§ TASK INSTRUCTIONS: Please transcribe the listing below in full and word for word, without its pictures.

§ MATERIAL FOR THE TASK:
== == ==

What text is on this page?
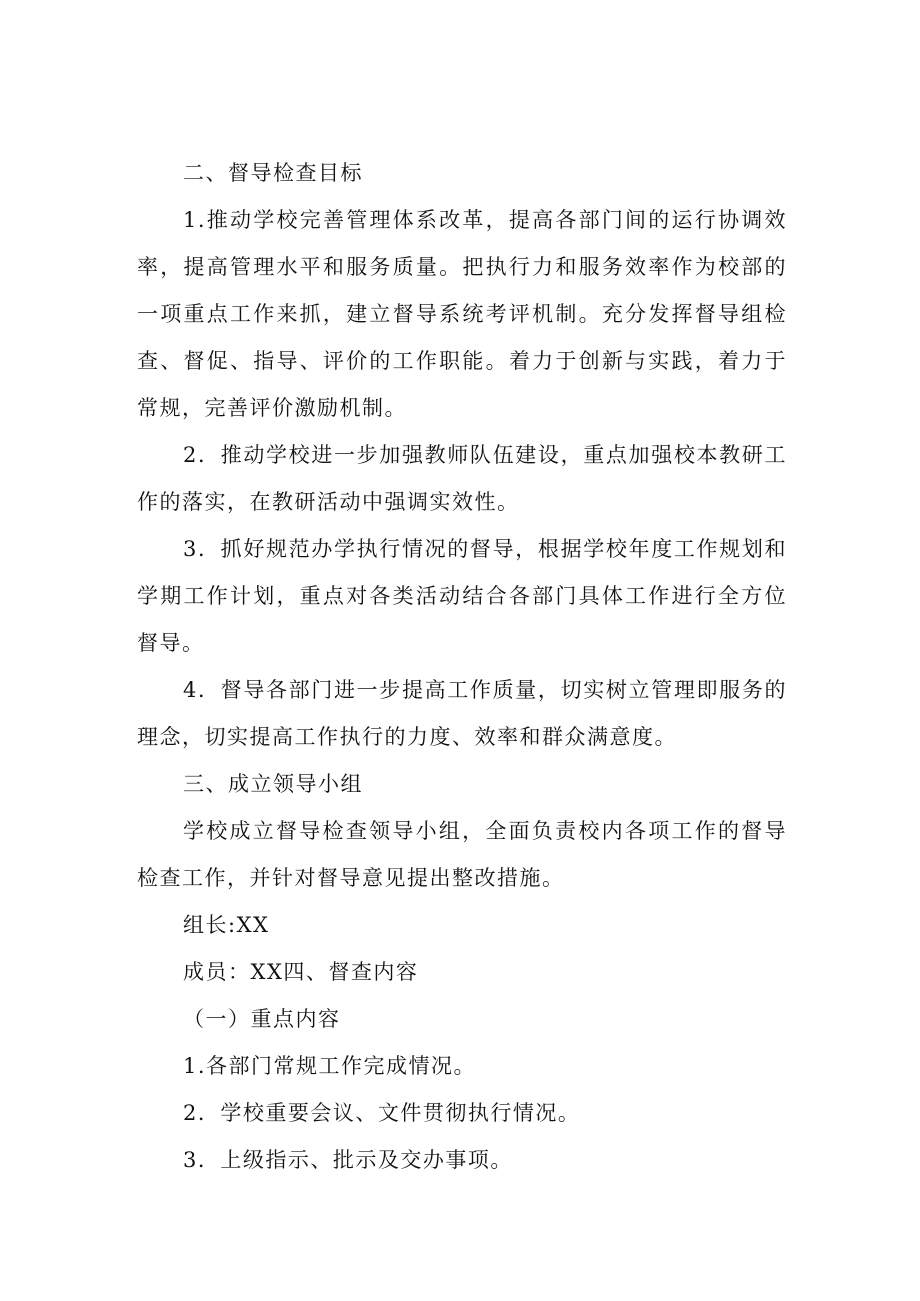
二、督导检查目标

1.推动学校完善管理体系改革，提高各部门间的运行协调效率，提高管理水平和服务质量。把执行力和服务效率作为校部的一项重点工作来抓，建立督导系统考评机制。充分发挥督导组检查、督促、指导、评价的工作职能。着力于创新与实践，着力于常规，完善评价激励机制。

2．推动学校进一步加强教师队伍建设，重点加强校本教研工作的落实，在教研活动中强调实效性。

3．抓好规范办学执行情况的督导，根据学校年度工作规划和学期工作计划，重点对各类活动结合各部门具体工作进行全方位督导。

4．督导各部门进一步提高工作质量，切实树立管理即服务的理念，切实提高工作执行的力度、效率和群众满意度。

三、成立领导小组

学校成立督导检查领导小组，全面负责校内各项工作的督导检查工作，并针对督导意见提出整改措施。

组长:XX

成员：XX四、督查内容

（一）重点内容

1.各部门常规工作完成情况。

2．学校重要会议、文件贯彻执行情况。

3．上级指示、批示及交办事项。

== == ==

§ RESULT:
What text is on this page?
二、督导检查目标

1.推动学校完善管理体系改革，提高各部门间的运行协调效率，提高管理水平和服务质量。把执行力和服务效率作为校部的一项重点工作来抓，建立督导系统考评机制。充分发挥督导组检查、督促、指导、评价的工作职能。着力于创新与实践，着力于常规，完善评价激励机制。

2．推动学校进一步加强教师队伍建设，重点加强校本教研工作的落实，在教研活动中强调实效性。

3．抓好规范办学执行情况的督导，根据学校年度工作规划和学期工作计划，重点对各类活动结合各部门具体工作进行全方位督导。

4．督导各部门进一步提高工作质量，切实树立管理即服务的理念，切实提高工作执行的力度、效率和群众满意度。

三、成立领导小组

学校成立督导检查领导小组，全面负责校内各项工作的督导检查工作，并针对督导意见提出整改措施。

组长:XX

成员：XX四、督查内容

（一）重点内容

1.各部门常规工作完成情况。

2．学校重要会议、文件贯彻执行情况。

3．上级指示、批示及交办事项。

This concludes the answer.